* begin TASK INPUTS *

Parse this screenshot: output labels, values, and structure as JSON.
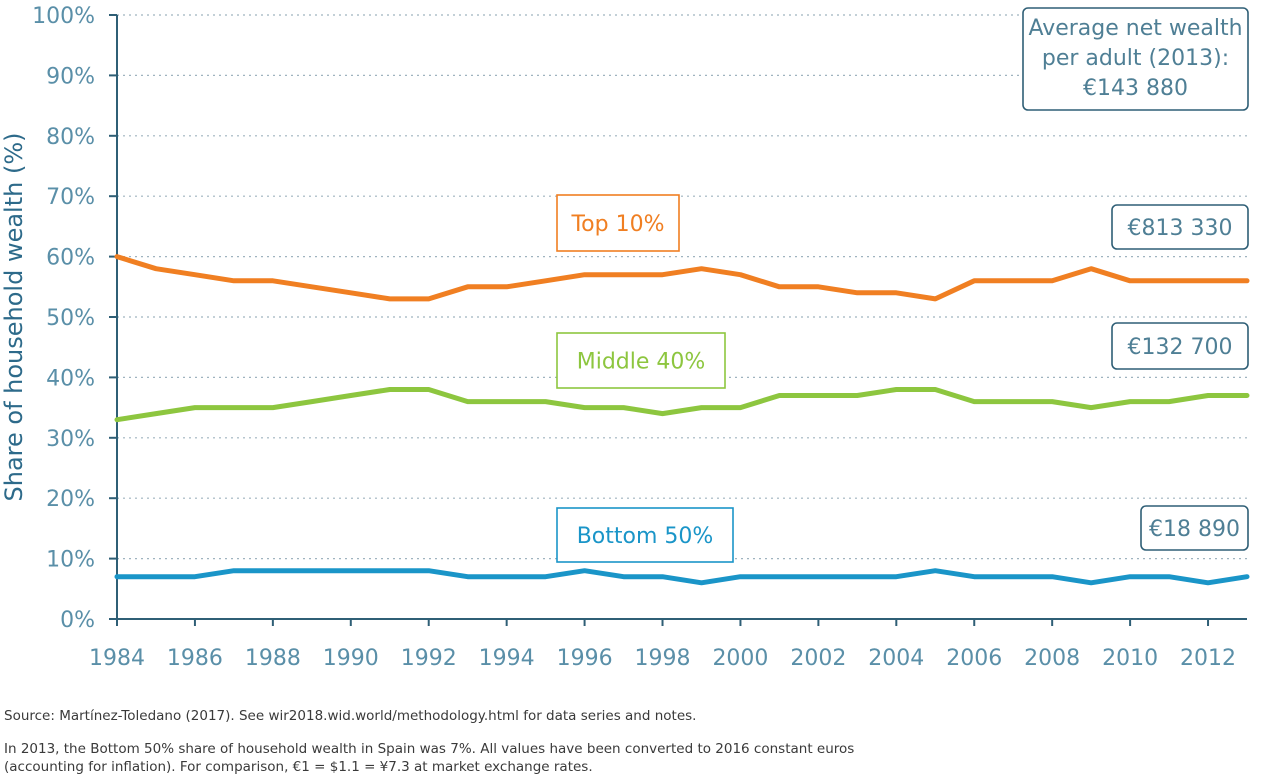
{
  "chart_data": {
    "type": "line",
    "ylabel": "Share of household wealth (%)",
    "ylim": [
      0,
      100
    ],
    "yticks": [
      "0%",
      "10%",
      "20%",
      "30%",
      "40%",
      "50%",
      "60%",
      "70%",
      "80%",
      "90%",
      "100%"
    ],
    "xlim": [
      1984,
      2013
    ],
    "xticks": [
      "1984",
      "1986",
      "1988",
      "1990",
      "1992",
      "1994",
      "1996",
      "1998",
      "2000",
      "2002",
      "2004",
      "2006",
      "2008",
      "2010",
      "2012"
    ],
    "grid": "horizontal dotted",
    "x": [
      1984,
      1985,
      1986,
      1987,
      1988,
      1989,
      1990,
      1991,
      1992,
      1993,
      1994,
      1995,
      1996,
      1997,
      1998,
      1999,
      2000,
      2001,
      2002,
      2003,
      2004,
      2005,
      2006,
      2007,
      2008,
      2009,
      2010,
      2011,
      2012,
      2013
    ],
    "series": [
      {
        "name": "Top 10%",
        "color": "#f07f22",
        "value_label": "€813 330",
        "values": [
          60,
          58,
          57,
          56,
          56,
          55,
          54,
          53,
          53,
          55,
          55,
          56,
          57,
          57,
          57,
          58,
          57,
          55,
          55,
          54,
          54,
          53,
          56,
          56,
          56,
          58,
          56,
          56,
          56,
          56
        ]
      },
      {
        "name": "Middle 40%",
        "color": "#8dc63f",
        "value_label": "€132 700",
        "values": [
          33,
          34,
          35,
          35,
          35,
          36,
          37,
          38,
          38,
          36,
          36,
          36,
          35,
          35,
          34,
          35,
          35,
          37,
          37,
          37,
          38,
          38,
          36,
          36,
          36,
          35,
          36,
          36,
          37,
          37
        ]
      },
      {
        "name": "Bottom 50%",
        "color": "#1a95c8",
        "value_label": "€18 890",
        "values": [
          7,
          7,
          7,
          8,
          8,
          8,
          8,
          8,
          8,
          7,
          7,
          7,
          8,
          7,
          7,
          6,
          7,
          7,
          7,
          7,
          7,
          8,
          7,
          7,
          7,
          6,
          7,
          7,
          6,
          7
        ]
      }
    ],
    "average_box": [
      "Average net wealth",
      "per adult (2013):",
      "€143 880"
    ]
  },
  "source": "Source: Martínez-Toledano (2017). See wir2018.wid.world/methodology.html for data series and notes.",
  "footnote": "In 2013, the Bottom 50% share of household wealth in Spain was 7%. All values have been converted to 2016 constant euros (accounting for inflation). For comparison, €1 = $1.1 = ¥7.3 at market exchange rates."
}
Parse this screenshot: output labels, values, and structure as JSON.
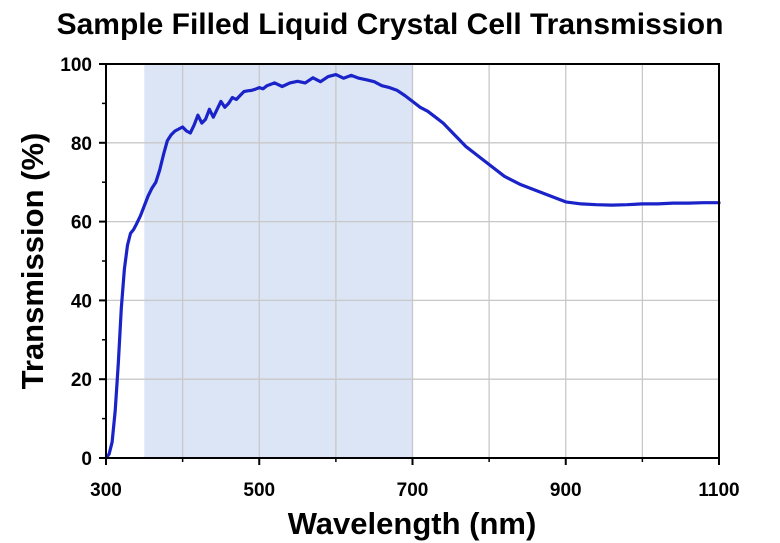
{
  "chart_data": {
    "type": "line",
    "title": "Sample Filled Liquid Crystal Cell Transmission",
    "xlabel": "Wavelength (nm)",
    "ylabel": "Transmission (%)",
    "xlim": [
      300,
      1100
    ],
    "ylim": [
      0,
      100
    ],
    "x_ticks": [
      300,
      500,
      700,
      900,
      1100
    ],
    "x_tick_labels": [
      "300",
      "500",
      "700",
      "900",
      "1100"
    ],
    "y_ticks": [
      0,
      20,
      40,
      60,
      80,
      100
    ],
    "y_tick_labels": [
      "0",
      "20",
      "40",
      "60",
      "80",
      "100"
    ],
    "x_grid": [
      400,
      500,
      600,
      700,
      800,
      900,
      1000
    ],
    "y_grid": [
      20,
      40,
      60,
      80
    ],
    "grid": true,
    "highlight_band": {
      "x_range": [
        350,
        700
      ],
      "color": "#dbe5f6"
    },
    "line_color": "#1a23c8",
    "series": [
      {
        "name": "",
        "x": [
          300,
          304,
          308,
          312,
          316,
          320,
          324,
          328,
          332,
          336,
          340,
          345,
          350,
          355,
          360,
          365,
          370,
          375,
          380,
          385,
          390,
          395,
          400,
          405,
          410,
          415,
          420,
          425,
          430,
          435,
          440,
          445,
          450,
          455,
          460,
          465,
          470,
          475,
          480,
          485,
          490,
          495,
          500,
          505,
          510,
          520,
          530,
          540,
          550,
          560,
          570,
          580,
          590,
          600,
          610,
          620,
          630,
          640,
          650,
          660,
          670,
          680,
          690,
          700,
          710,
          720,
          730,
          740,
          750,
          760,
          770,
          780,
          790,
          800,
          820,
          840,
          860,
          880,
          900,
          920,
          940,
          960,
          980,
          1000,
          1020,
          1040,
          1060,
          1080,
          1100
        ],
        "y": [
          0,
          1,
          4,
          12,
          24,
          38,
          48,
          54,
          57,
          58,
          59.5,
          61.5,
          64,
          66.5,
          68.5,
          70,
          73,
          77,
          80.5,
          82,
          83,
          83.5,
          84,
          83,
          82.5,
          84.5,
          87,
          85,
          86,
          88.5,
          86.5,
          88.5,
          90.5,
          89,
          90,
          91.5,
          91,
          92,
          93,
          93.2,
          93.3,
          93.6,
          94,
          93.7,
          94.5,
          95.2,
          94.3,
          95.2,
          95.6,
          95.2,
          96.5,
          95.5,
          96.8,
          97.3,
          96.4,
          97.1,
          96.4,
          96,
          95.5,
          94.5,
          94,
          93.3,
          92,
          90.5,
          89,
          88,
          86.5,
          85,
          83,
          81,
          79,
          77.5,
          76,
          74.5,
          71.5,
          69.5,
          68,
          66.5,
          65,
          64.5,
          64.3,
          64.2,
          64.3,
          64.5,
          64.5,
          64.7,
          64.7,
          64.8,
          64.8
        ]
      }
    ]
  }
}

* end TASK INPUTS *

■ TASK REQUIREMENTS
Output the records above exactly as they are, leaving out the pictures.

■ WRITTEN SOLUTION
Parse this screenshot: output labels, values, and structure as JSON.
{
  "chart_data": {
    "type": "line",
    "ylabel": "Share of household wealth (%)",
    "ylim": [
      0,
      100
    ],
    "yticks": [
      "0%",
      "10%",
      "20%",
      "30%",
      "40%",
      "50%",
      "60%",
      "70%",
      "80%",
      "90%",
      "100%"
    ],
    "xlim": [
      1984,
      2013
    ],
    "xticks": [
      "1984",
      "1986",
      "1988",
      "1990",
      "1992",
      "1994",
      "1996",
      "1998",
      "2000",
      "2002",
      "2004",
      "2006",
      "2008",
      "2010",
      "2012"
    ],
    "grid": "horizontal dotted",
    "x": [
      1984,
      1985,
      1986,
      1987,
      1988,
      1989,
      1990,
      1991,
      1992,
      1993,
      1994,
      1995,
      1996,
      1997,
      1998,
      1999,
      2000,
      2001,
      2002,
      2003,
      2004,
      2005,
      2006,
      2007,
      2008,
      2009,
      2010,
      2011,
      2012,
      2013
    ],
    "series": [
      {
        "name": "Top 10%",
        "color": "#f07f22",
        "value_label": "€813 330",
        "values": [
          60,
          58,
          57,
          56,
          56,
          55,
          54,
          53,
          53,
          55,
          55,
          56,
          57,
          57,
          57,
          58,
          57,
          55,
          55,
          54,
          54,
          53,
          56,
          56,
          56,
          58,
          56,
          56,
          56,
          56
        ]
      },
      {
        "name": "Middle 40%",
        "color": "#8dc63f",
        "value_label": "€132 700",
        "values": [
          33,
          34,
          35,
          35,
          35,
          36,
          37,
          38,
          38,
          36,
          36,
          36,
          35,
          35,
          34,
          35,
          35,
          37,
          37,
          37,
          38,
          38,
          36,
          36,
          36,
          35,
          36,
          36,
          37,
          37
        ]
      },
      {
        "name": "Bottom 50%",
        "color": "#1a95c8",
        "value_label": "€18 890",
        "values": [
          7,
          7,
          7,
          8,
          8,
          8,
          8,
          8,
          8,
          7,
          7,
          7,
          8,
          7,
          7,
          6,
          7,
          7,
          7,
          7,
          7,
          8,
          7,
          7,
          7,
          6,
          7,
          7,
          6,
          7
        ]
      }
    ],
    "average_box": [
      "Average net wealth",
      "per adult (2013):",
      "€143 880"
    ]
  },
  "source": "Source: Martínez-Toledano (2017). See wir2018.wid.world/methodology.html for data series and notes.",
  "footnote": "In 2013, the Bottom 50% share of household wealth in Spain was 7%. All values have been converted to 2016 constant euros (accounting for inflation). For comparison, €1 = $1.1 = ¥7.3 at market exchange rates."
}
Parse this screenshot: output labels, values, and structure as JSON.
{
  "chart_data": {
    "type": "line",
    "title": "Sample Filled Liquid Crystal Cell Transmission",
    "xlabel": "Wavelength (nm)",
    "ylabel": "Transmission (%)",
    "xlim": [
      300,
      1100
    ],
    "ylim": [
      0,
      100
    ],
    "x_ticks": [
      300,
      500,
      700,
      900,
      1100
    ],
    "x_tick_labels": [
      "300",
      "500",
      "700",
      "900",
      "1100"
    ],
    "y_ticks": [
      0,
      20,
      40,
      60,
      80,
      100
    ],
    "y_tick_labels": [
      "0",
      "20",
      "40",
      "60",
      "80",
      "100"
    ],
    "x_grid": [
      400,
      500,
      600,
      700,
      800,
      900,
      1000
    ],
    "y_grid": [
      20,
      40,
      60,
      80
    ],
    "grid": true,
    "highlight_band": {
      "x_range": [
        350,
        700
      ],
      "color": "#dbe5f6"
    },
    "line_color": "#1a23c8",
    "series": [
      {
        "name": "",
        "x": [
          300,
          304,
          308,
          312,
          316,
          320,
          324,
          328,
          332,
          336,
          340,
          345,
          350,
          355,
          360,
          365,
          370,
          375,
          380,
          385,
          390,
          395,
          400,
          405,
          410,
          415,
          420,
          425,
          430,
          435,
          440,
          445,
          450,
          455,
          460,
          465,
          470,
          475,
          480,
          485,
          490,
          495,
          500,
          505,
          510,
          520,
          530,
          540,
          550,
          560,
          570,
          580,
          590,
          600,
          610,
          620,
          630,
          640,
          650,
          660,
          670,
          680,
          690,
          700,
          710,
          720,
          730,
          740,
          750,
          760,
          770,
          780,
          790,
          800,
          820,
          840,
          860,
          880,
          900,
          920,
          940,
          960,
          980,
          1000,
          1020,
          1040,
          1060,
          1080,
          1100
        ],
        "y": [
          0,
          1,
          4,
          12,
          24,
          38,
          48,
          54,
          57,
          58,
          59.5,
          61.5,
          64,
          66.5,
          68.5,
          70,
          73,
          77,
          80.5,
          82,
          83,
          83.5,
          84,
          83,
          82.5,
          84.5,
          87,
          85,
          86,
          88.5,
          86.5,
          88.5,
          90.5,
          89,
          90,
          91.5,
          91,
          92,
          93,
          93.2,
          93.3,
          93.6,
          94,
          93.7,
          94.5,
          95.2,
          94.3,
          95.2,
          95.6,
          95.2,
          96.5,
          95.5,
          96.8,
          97.3,
          96.4,
          97.1,
          96.4,
          96,
          95.5,
          94.5,
          94,
          93.3,
          92,
          90.5,
          89,
          88,
          86.5,
          85,
          83,
          81,
          79,
          77.5,
          76,
          74.5,
          71.5,
          69.5,
          68,
          66.5,
          65,
          64.5,
          64.3,
          64.2,
          64.3,
          64.5,
          64.5,
          64.7,
          64.7,
          64.8,
          64.8
        ]
      }
    ]
  }
}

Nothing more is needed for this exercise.